→ **DATA SHOWN**:
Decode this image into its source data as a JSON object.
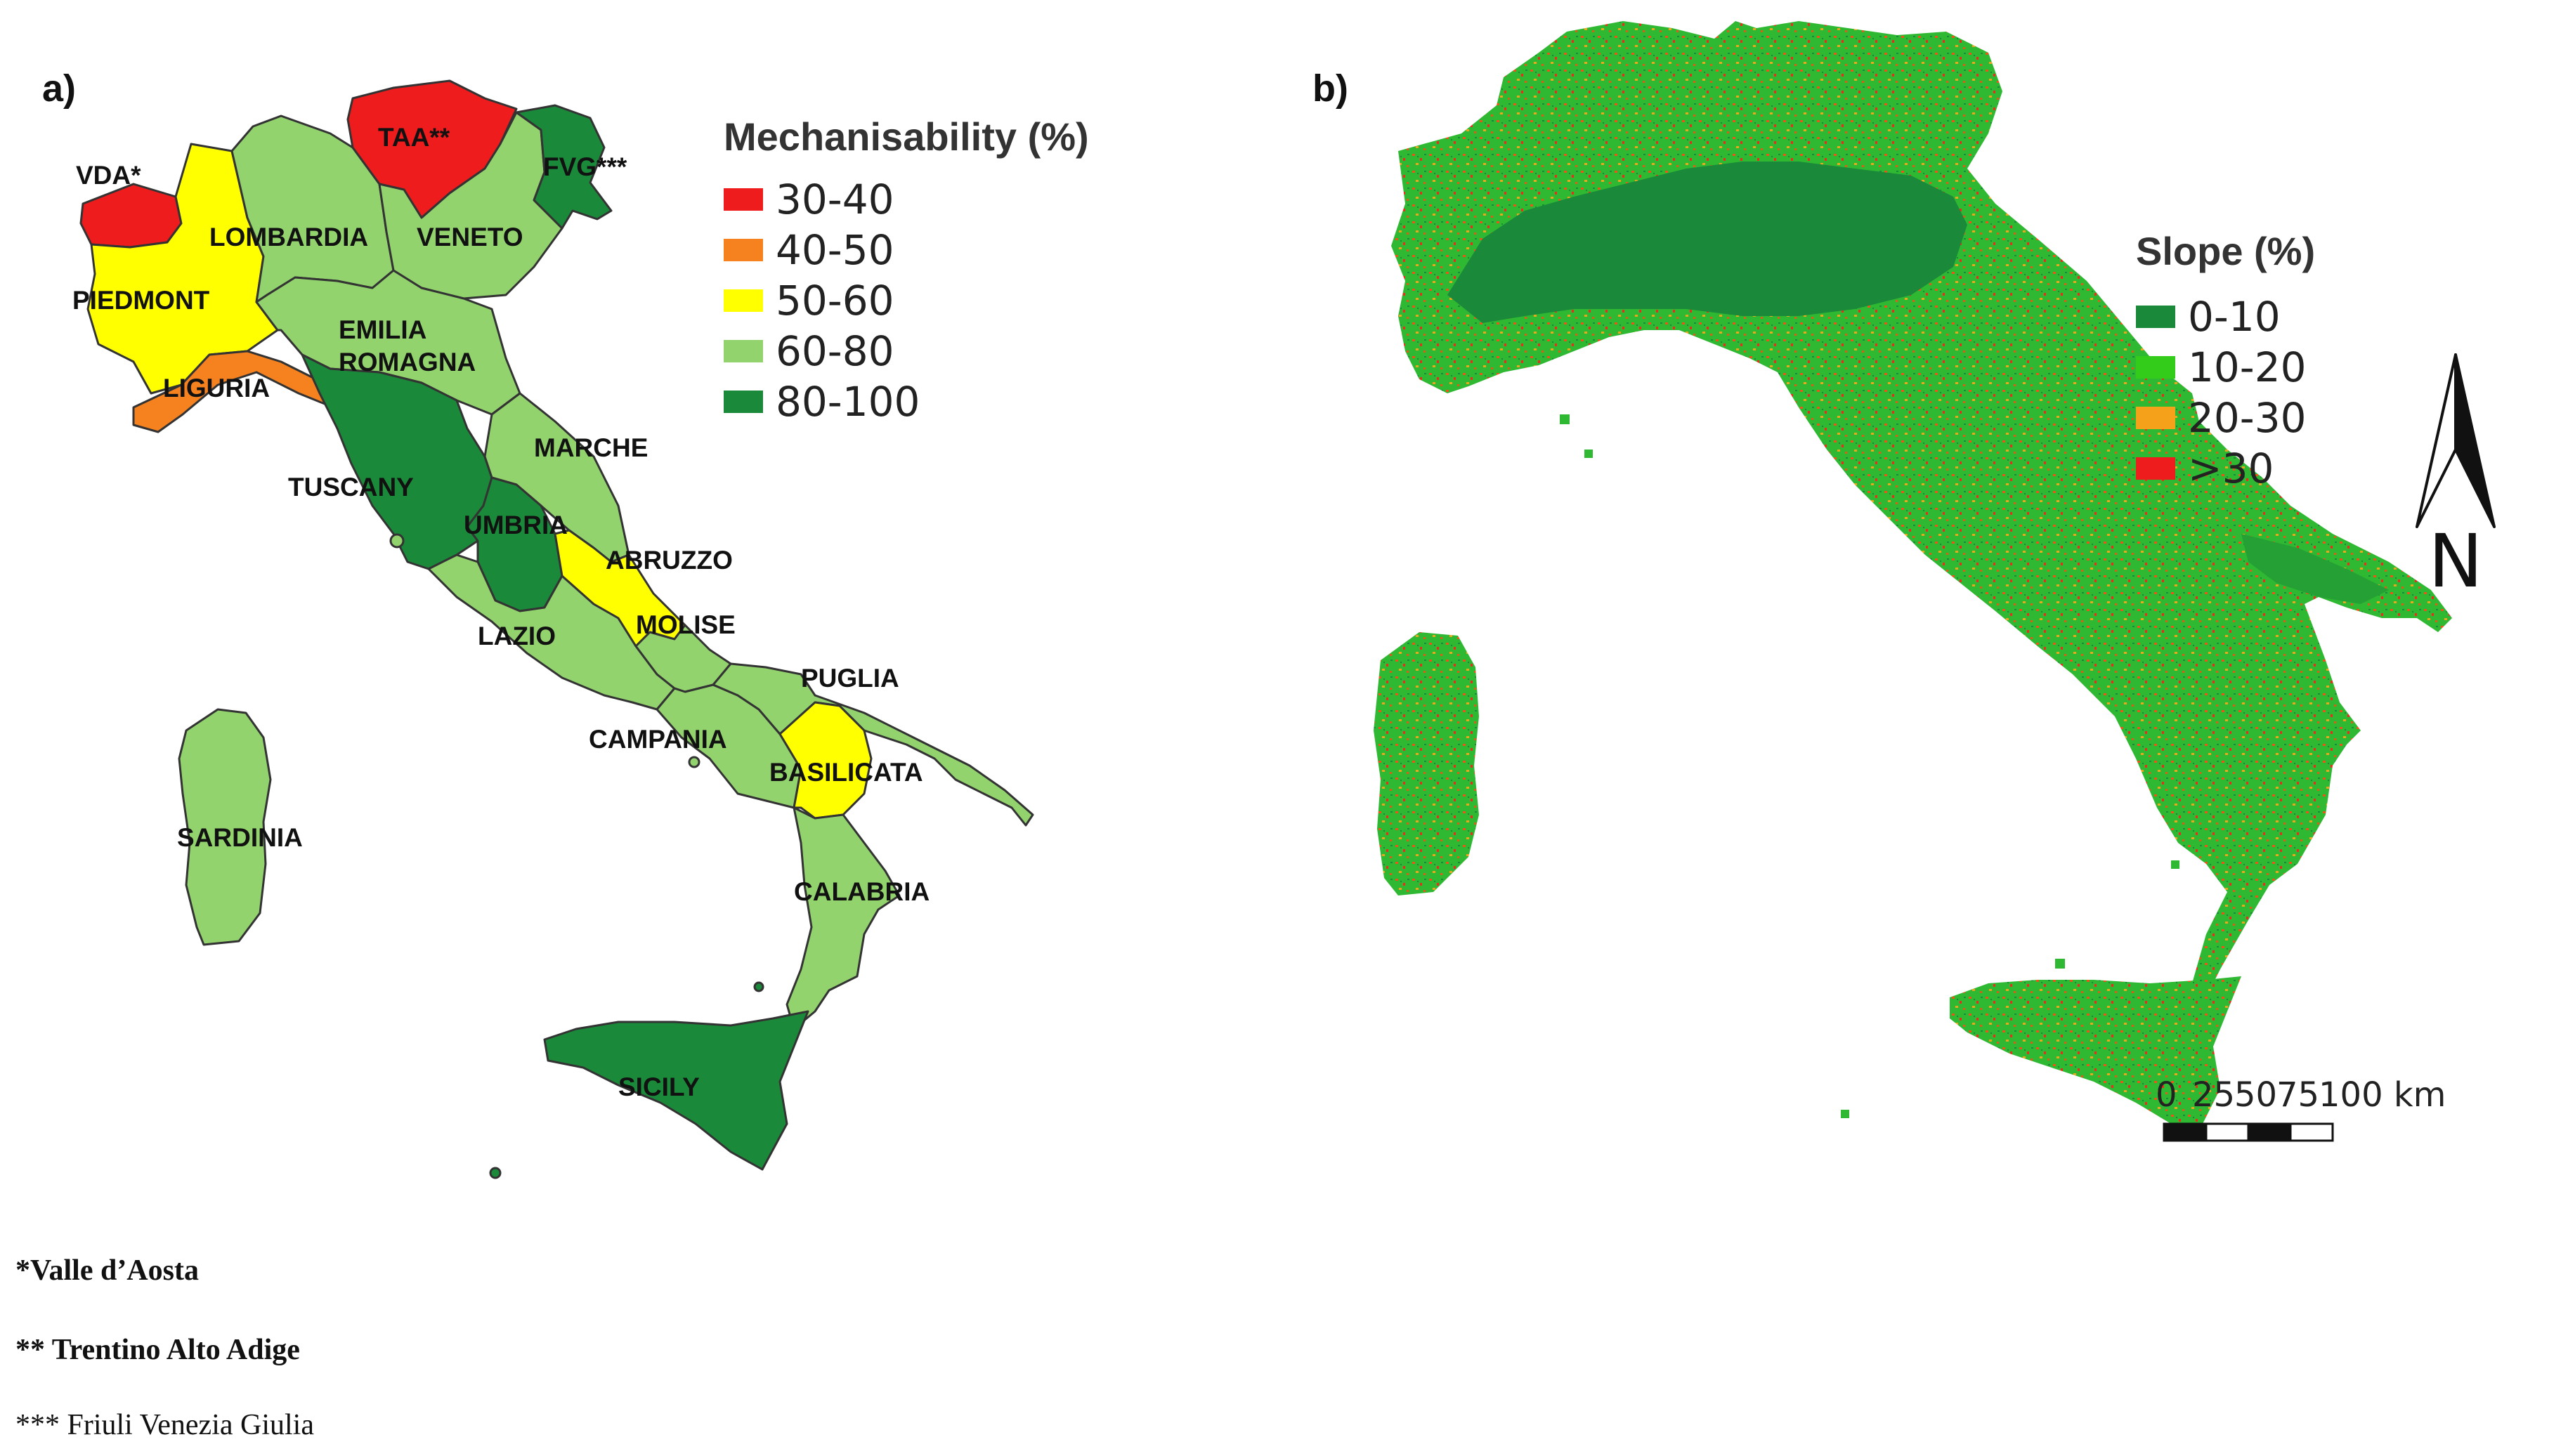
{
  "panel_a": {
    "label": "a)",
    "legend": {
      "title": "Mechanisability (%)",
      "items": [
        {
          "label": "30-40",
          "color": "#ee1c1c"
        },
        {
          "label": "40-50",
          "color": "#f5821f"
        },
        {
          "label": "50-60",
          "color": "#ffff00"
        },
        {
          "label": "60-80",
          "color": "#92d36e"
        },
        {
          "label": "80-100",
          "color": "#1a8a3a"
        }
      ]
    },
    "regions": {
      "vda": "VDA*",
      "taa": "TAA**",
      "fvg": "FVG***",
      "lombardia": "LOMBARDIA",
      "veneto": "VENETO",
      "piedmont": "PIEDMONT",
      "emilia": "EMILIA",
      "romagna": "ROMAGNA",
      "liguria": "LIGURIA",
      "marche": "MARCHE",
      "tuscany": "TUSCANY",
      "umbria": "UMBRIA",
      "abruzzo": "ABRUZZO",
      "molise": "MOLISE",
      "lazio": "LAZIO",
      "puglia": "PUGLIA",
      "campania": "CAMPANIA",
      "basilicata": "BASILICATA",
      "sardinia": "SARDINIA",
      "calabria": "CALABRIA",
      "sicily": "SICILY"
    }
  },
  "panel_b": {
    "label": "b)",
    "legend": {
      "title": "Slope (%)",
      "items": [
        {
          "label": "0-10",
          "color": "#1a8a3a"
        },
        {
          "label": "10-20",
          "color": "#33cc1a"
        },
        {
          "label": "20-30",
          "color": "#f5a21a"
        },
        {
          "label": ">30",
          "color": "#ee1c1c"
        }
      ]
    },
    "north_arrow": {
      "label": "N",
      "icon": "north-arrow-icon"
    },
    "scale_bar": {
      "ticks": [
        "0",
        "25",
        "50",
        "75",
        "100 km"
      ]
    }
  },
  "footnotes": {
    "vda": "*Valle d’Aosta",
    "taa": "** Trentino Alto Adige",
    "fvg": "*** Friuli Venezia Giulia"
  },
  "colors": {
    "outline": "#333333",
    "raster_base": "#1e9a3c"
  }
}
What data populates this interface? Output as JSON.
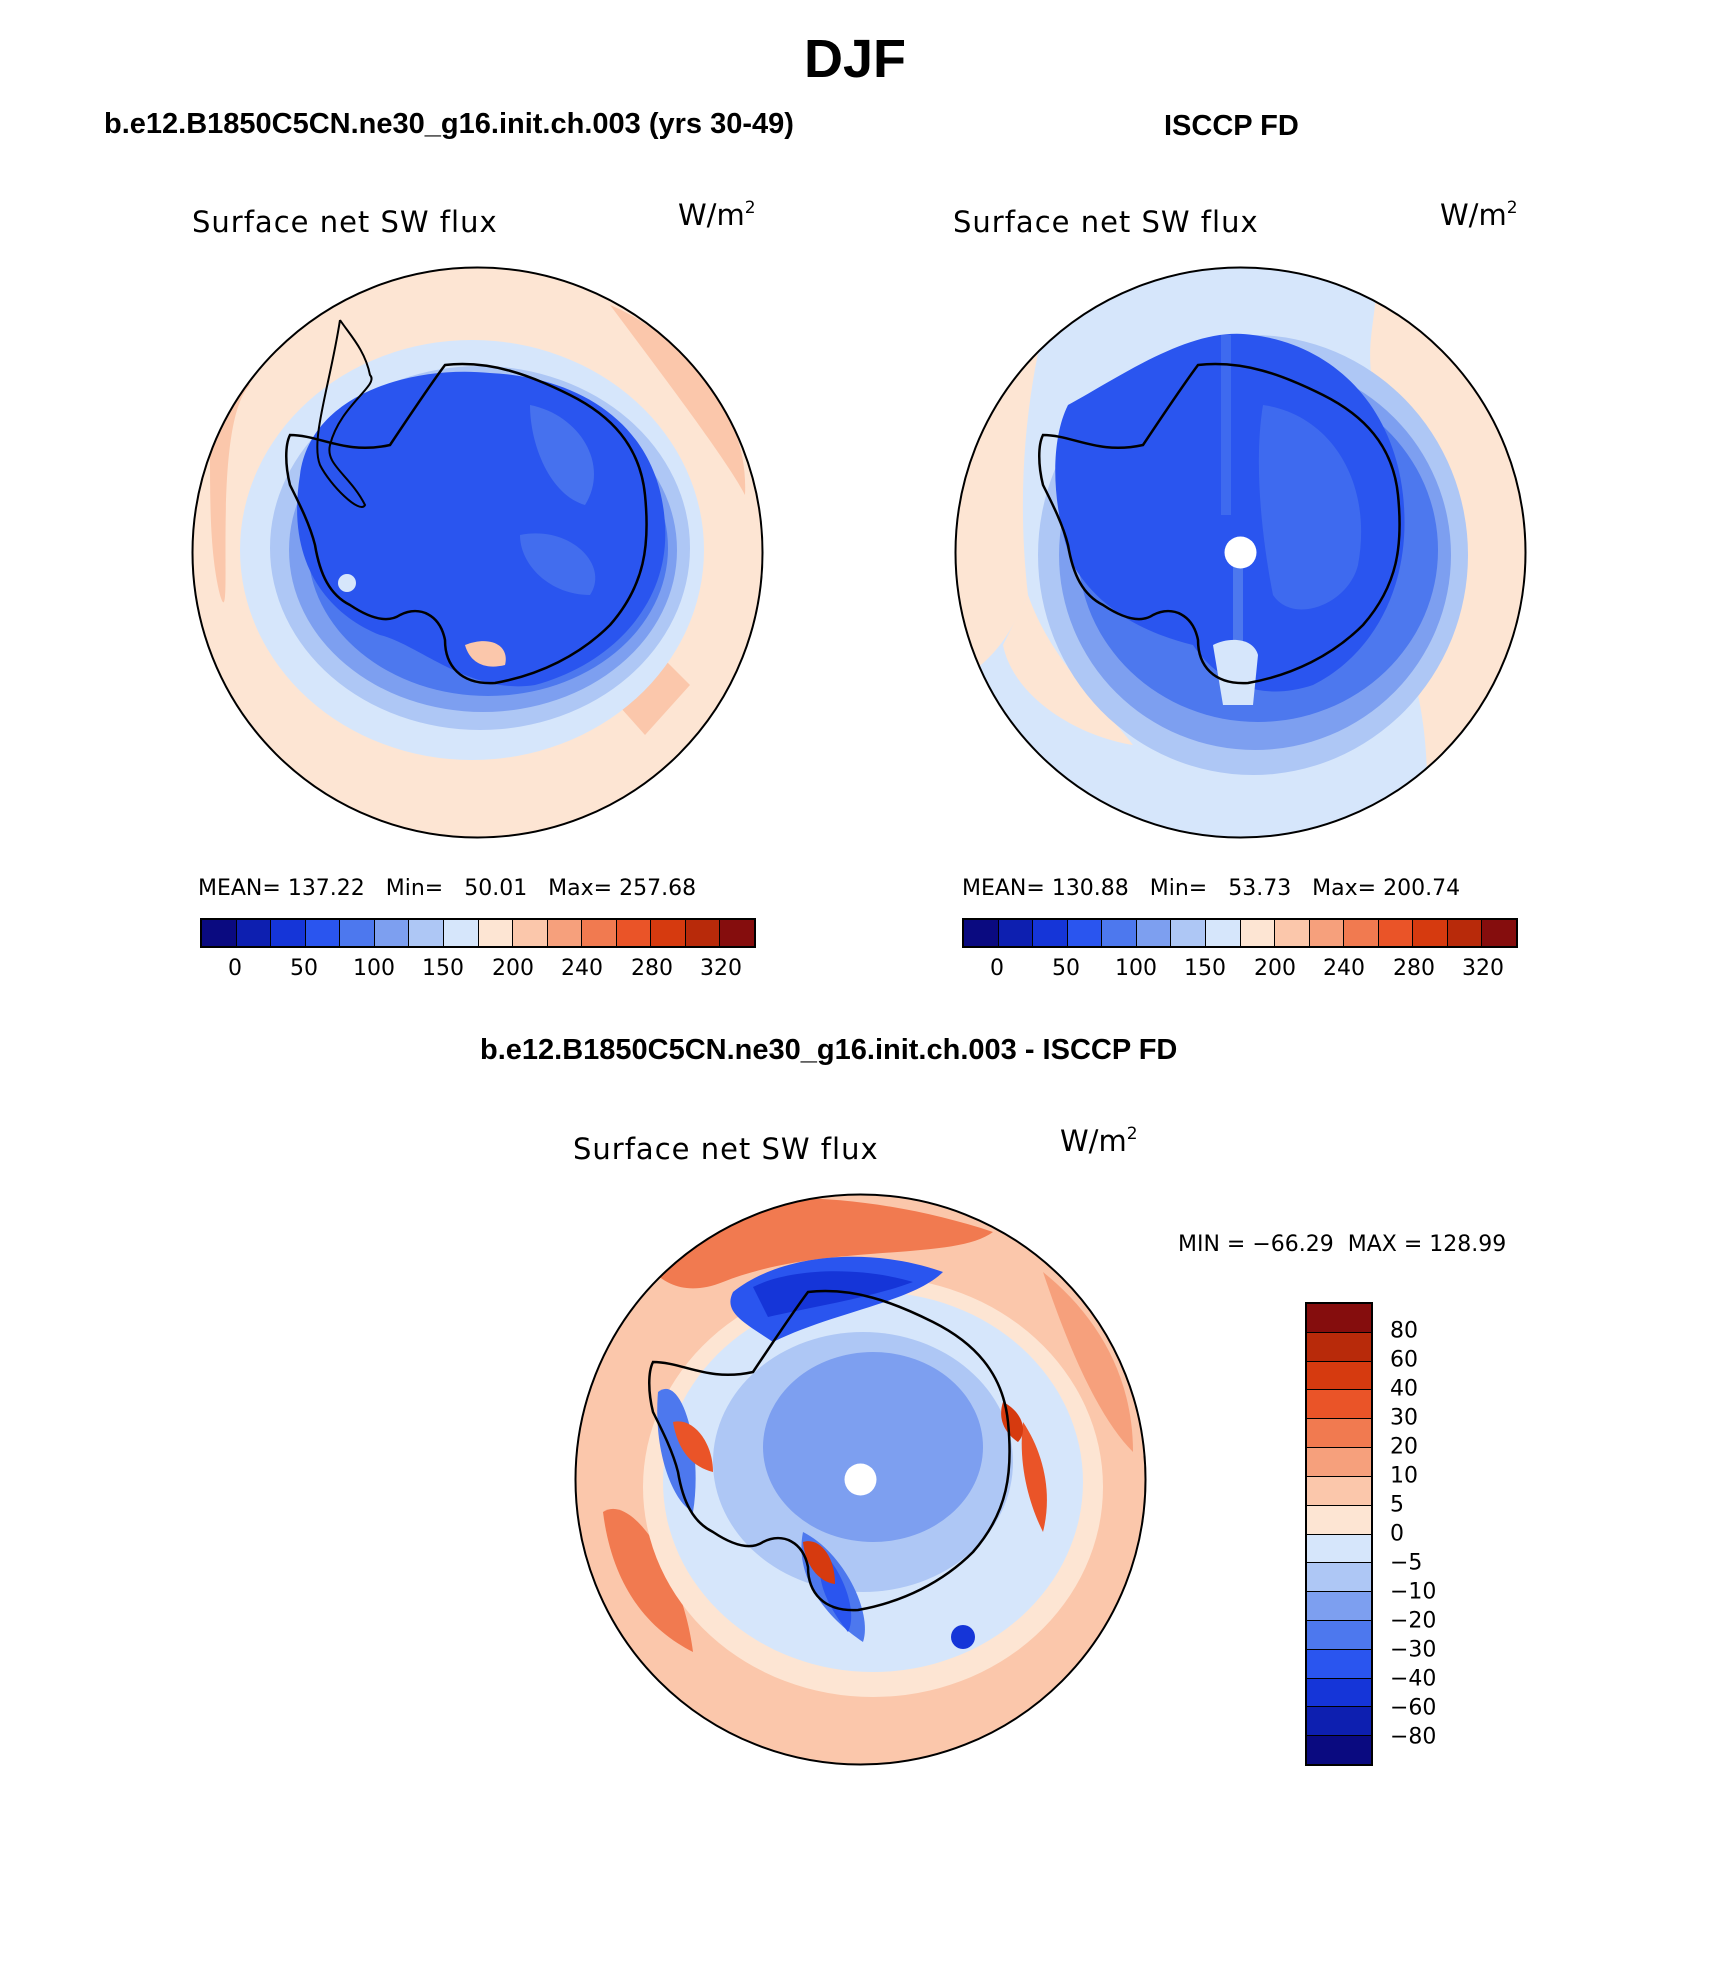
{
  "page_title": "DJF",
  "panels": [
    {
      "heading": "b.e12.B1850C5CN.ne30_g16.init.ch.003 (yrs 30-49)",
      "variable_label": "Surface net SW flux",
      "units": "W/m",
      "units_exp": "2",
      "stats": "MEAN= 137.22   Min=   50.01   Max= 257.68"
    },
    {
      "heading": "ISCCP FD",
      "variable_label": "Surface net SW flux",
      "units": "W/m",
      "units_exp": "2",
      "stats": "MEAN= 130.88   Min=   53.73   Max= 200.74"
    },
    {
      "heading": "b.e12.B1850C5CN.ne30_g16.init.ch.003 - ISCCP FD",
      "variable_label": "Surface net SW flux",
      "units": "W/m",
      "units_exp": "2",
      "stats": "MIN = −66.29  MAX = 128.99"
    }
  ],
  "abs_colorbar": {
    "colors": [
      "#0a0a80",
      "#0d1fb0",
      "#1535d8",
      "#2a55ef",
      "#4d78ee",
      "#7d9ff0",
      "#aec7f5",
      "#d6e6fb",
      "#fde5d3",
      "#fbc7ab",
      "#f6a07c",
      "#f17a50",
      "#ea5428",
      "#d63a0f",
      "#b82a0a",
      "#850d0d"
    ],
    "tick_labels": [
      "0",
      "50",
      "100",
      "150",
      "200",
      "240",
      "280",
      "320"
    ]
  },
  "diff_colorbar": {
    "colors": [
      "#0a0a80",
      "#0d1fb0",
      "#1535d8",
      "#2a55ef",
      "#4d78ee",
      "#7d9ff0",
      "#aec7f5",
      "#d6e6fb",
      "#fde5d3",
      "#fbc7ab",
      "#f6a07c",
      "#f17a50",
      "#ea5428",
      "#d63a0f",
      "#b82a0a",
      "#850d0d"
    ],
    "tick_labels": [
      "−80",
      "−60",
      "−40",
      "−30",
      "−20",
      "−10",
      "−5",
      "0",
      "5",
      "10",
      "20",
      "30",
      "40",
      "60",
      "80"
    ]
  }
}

→ **EXERCISE DETAILS**:
Copy the records exactly. Skip the pictures.

→ **REPLY TO THE TASK**:
Decode this image into its source data as a JSON object.
{
  "panel_a": {
    "label": "a)",
    "legend": {
      "title": "Mechanisability (%)",
      "items": [
        {
          "label": "30-40",
          "color": "#ee1c1c"
        },
        {
          "label": "40-50",
          "color": "#f5821f"
        },
        {
          "label": "50-60",
          "color": "#ffff00"
        },
        {
          "label": "60-80",
          "color": "#92d36e"
        },
        {
          "label": "80-100",
          "color": "#1a8a3a"
        }
      ]
    },
    "regions": {
      "vda": "VDA*",
      "taa": "TAA**",
      "fvg": "FVG***",
      "lombardia": "LOMBARDIA",
      "veneto": "VENETO",
      "piedmont": "PIEDMONT",
      "emilia": "EMILIA",
      "romagna": "ROMAGNA",
      "liguria": "LIGURIA",
      "marche": "MARCHE",
      "tuscany": "TUSCANY",
      "umbria": "UMBRIA",
      "abruzzo": "ABRUZZO",
      "molise": "MOLISE",
      "lazio": "LAZIO",
      "puglia": "PUGLIA",
      "campania": "CAMPANIA",
      "basilicata": "BASILICATA",
      "sardinia": "SARDINIA",
      "calabria": "CALABRIA",
      "sicily": "SICILY"
    }
  },
  "panel_b": {
    "label": "b)",
    "legend": {
      "title": "Slope (%)",
      "items": [
        {
          "label": "0-10",
          "color": "#1a8a3a"
        },
        {
          "label": "10-20",
          "color": "#33cc1a"
        },
        {
          "label": "20-30",
          "color": "#f5a21a"
        },
        {
          "label": ">30",
          "color": "#ee1c1c"
        }
      ]
    },
    "north_arrow": {
      "label": "N",
      "icon": "north-arrow-icon"
    },
    "scale_bar": {
      "ticks": [
        "0",
        "25",
        "50",
        "75",
        "100 km"
      ]
    }
  },
  "footnotes": {
    "vda": "*Valle d’Aosta",
    "taa": "** Trentino Alto Adige",
    "fvg": "*** Friuli Venezia Giulia"
  },
  "colors": {
    "outline": "#333333",
    "raster_base": "#1e9a3c"
  }
}
What data populates this interface? Output as JSON.
{
  "page_title": "DJF",
  "panels": [
    {
      "heading": "b.e12.B1850C5CN.ne30_g16.init.ch.003 (yrs 30-49)",
      "variable_label": "Surface net SW flux",
      "units": "W/m",
      "units_exp": "2",
      "stats": "MEAN= 137.22   Min=   50.01   Max= 257.68"
    },
    {
      "heading": "ISCCP FD",
      "variable_label": "Surface net SW flux",
      "units": "W/m",
      "units_exp": "2",
      "stats": "MEAN= 130.88   Min=   53.73   Max= 200.74"
    },
    {
      "heading": "b.e12.B1850C5CN.ne30_g16.init.ch.003 - ISCCP FD",
      "variable_label": "Surface net SW flux",
      "units": "W/m",
      "units_exp": "2",
      "stats": "MIN = −66.29  MAX = 128.99"
    }
  ],
  "abs_colorbar": {
    "colors": [
      "#0a0a80",
      "#0d1fb0",
      "#1535d8",
      "#2a55ef",
      "#4d78ee",
      "#7d9ff0",
      "#aec7f5",
      "#d6e6fb",
      "#fde5d3",
      "#fbc7ab",
      "#f6a07c",
      "#f17a50",
      "#ea5428",
      "#d63a0f",
      "#b82a0a",
      "#850d0d"
    ],
    "tick_labels": [
      "0",
      "50",
      "100",
      "150",
      "200",
      "240",
      "280",
      "320"
    ]
  },
  "diff_colorbar": {
    "colors": [
      "#0a0a80",
      "#0d1fb0",
      "#1535d8",
      "#2a55ef",
      "#4d78ee",
      "#7d9ff0",
      "#aec7f5",
      "#d6e6fb",
      "#fde5d3",
      "#fbc7ab",
      "#f6a07c",
      "#f17a50",
      "#ea5428",
      "#d63a0f",
      "#b82a0a",
      "#850d0d"
    ],
    "tick_labels": [
      "−80",
      "−60",
      "−40",
      "−30",
      "−20",
      "−10",
      "−5",
      "0",
      "5",
      "10",
      "20",
      "30",
      "40",
      "60",
      "80"
    ]
  }
}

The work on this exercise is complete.